■ To do
A: In the blog post on the COVID-19 single-cell study, how many high-quality cells were retained after quality control?
B: Do these statements agree with the blog post on the COVID-19 single-cell study? Answer yes or no for each, quoting the deciding words. (i) The study was performed on the 10x Chromium platform. (ii) The curators pre-defined 291 cell-type level comparisons. (iii) For the example, only aggregates with the cell state "exhausted" were kept.

■ Document extract
═══
Liao et al. (2020) recently published a large single-cell RNA-Seq study performed on the 10x Chromium platform.

1. GEO accession: GSE145926
2. Liao M, Liu Y, Yuan J, Wen Y, Xu G, Zhao J, Cheng L, Li J, Wang X, Wang F, Liu L, Amit I, Zhang S, Zhang Z. Single-cell landscape of bronchoalveolar immune cells in patients with COVID-19. Nat Med. 2020 Jun;26(6):842-844

NEBION bioinformaticians and biocurators reprocessed the raw data and performed quality control, clustering, cell-type identification, sample annotation, aggregation of cells, and integration into GENEVESTIGATOR^® . This study is freely available to all GENEVESTIGATOR^® users, and another example analysis of the study is provided here. In this blog post, we look specifically at differential expression analysis in a chosen cell type and compare the results with other studies and with metabolic and regulatory pathways.

Aggregation in GENEVESTIGATOR^®

After our quality control, we retained 58534 high-quality cells that were subsequently aggregated into 291 cell aggregates having common cell type / state / sample status. From these aggregates, 54 cell-type level comparisons were pre-defined by our curators.

Differential expression analysis

Using the GENEVESTIGATOR^® Differential Expression tool, one can easily identify genes differentially expressed between two groups of samples or aggregates, either by choosing a comparison pre-defined by our curators, or by customly selecting samples for groups A and B. In this case, we chose the pre-defined comparison representing pulmonary CD8 resident memory T cells of patients with severe versus moderate COVID-19 disease. The “Define comparison…” dialogue displays which aggregates are pre-selected for this comparison, but users can add or remove aggregates of interest. For this example, we kept only aggregates with cell state “exhausted”, as annotated by our curators based on cell clusters strongly expressing the T-cell exhaustion marker, LAG3.
═══
(Document layout analysis data)
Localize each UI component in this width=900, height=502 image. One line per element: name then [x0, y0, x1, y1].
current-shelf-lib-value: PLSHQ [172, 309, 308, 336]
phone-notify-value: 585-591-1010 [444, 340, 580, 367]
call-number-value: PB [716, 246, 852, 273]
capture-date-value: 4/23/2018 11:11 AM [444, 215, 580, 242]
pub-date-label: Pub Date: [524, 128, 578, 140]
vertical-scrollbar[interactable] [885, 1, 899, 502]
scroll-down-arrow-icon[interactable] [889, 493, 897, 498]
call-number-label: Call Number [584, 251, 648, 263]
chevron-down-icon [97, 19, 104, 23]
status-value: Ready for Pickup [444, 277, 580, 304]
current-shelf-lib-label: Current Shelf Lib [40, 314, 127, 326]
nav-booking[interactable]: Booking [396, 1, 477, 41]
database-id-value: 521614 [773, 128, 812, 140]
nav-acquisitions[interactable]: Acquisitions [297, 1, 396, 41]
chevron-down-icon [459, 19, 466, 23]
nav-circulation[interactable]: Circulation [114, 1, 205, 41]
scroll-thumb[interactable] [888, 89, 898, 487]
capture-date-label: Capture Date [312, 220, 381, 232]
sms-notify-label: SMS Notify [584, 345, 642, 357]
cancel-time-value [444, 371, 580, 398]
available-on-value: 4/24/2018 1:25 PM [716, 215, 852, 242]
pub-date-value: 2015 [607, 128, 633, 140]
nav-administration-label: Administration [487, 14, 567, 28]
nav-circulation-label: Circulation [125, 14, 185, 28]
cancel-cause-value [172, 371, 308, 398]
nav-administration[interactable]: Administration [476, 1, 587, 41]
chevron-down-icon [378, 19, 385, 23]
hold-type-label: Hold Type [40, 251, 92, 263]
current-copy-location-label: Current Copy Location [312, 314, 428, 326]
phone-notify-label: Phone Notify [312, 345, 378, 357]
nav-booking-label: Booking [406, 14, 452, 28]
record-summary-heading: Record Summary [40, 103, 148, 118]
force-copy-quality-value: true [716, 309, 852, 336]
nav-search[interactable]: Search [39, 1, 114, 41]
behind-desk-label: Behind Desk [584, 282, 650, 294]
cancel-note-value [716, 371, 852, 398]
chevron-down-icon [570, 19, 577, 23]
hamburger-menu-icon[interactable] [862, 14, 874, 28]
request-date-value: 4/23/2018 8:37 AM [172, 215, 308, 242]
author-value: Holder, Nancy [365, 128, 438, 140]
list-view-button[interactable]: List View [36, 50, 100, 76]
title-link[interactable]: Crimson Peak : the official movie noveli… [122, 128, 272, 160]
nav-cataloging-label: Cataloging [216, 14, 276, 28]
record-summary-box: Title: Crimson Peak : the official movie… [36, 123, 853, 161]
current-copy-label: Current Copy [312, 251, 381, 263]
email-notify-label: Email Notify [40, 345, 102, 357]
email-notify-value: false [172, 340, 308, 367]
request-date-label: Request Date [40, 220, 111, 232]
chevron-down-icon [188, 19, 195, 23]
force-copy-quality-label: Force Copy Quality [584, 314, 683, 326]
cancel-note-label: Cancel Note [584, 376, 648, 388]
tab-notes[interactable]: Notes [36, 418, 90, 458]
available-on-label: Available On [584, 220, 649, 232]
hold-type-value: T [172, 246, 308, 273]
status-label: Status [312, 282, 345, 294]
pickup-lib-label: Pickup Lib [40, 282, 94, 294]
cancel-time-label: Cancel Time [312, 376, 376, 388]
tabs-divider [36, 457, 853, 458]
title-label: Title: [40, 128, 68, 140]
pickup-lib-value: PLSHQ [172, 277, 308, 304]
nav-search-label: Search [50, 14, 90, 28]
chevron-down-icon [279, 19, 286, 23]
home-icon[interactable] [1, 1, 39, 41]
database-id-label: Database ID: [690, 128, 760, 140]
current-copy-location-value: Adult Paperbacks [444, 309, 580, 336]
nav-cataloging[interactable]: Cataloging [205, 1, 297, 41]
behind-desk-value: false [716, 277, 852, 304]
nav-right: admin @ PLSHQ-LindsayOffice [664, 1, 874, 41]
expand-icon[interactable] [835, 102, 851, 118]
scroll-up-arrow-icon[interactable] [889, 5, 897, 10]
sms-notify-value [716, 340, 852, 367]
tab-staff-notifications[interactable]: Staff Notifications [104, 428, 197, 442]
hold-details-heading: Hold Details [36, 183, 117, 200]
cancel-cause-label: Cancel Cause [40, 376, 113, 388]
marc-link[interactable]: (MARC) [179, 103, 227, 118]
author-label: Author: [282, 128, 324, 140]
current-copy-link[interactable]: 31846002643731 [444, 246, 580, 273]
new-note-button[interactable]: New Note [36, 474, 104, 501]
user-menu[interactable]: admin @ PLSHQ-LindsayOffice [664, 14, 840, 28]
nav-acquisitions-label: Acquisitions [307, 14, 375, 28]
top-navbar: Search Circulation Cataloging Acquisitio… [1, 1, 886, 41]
═══
■ Your responses
A: 58534 cells.

B:
(i) Yes: "performed on the 10x Chromium platform"
(ii) No: "54 cell-type level comparisons were pre-defined by our curators"
(iii) Yes: "we kept only aggregates with cell state “exhausted”"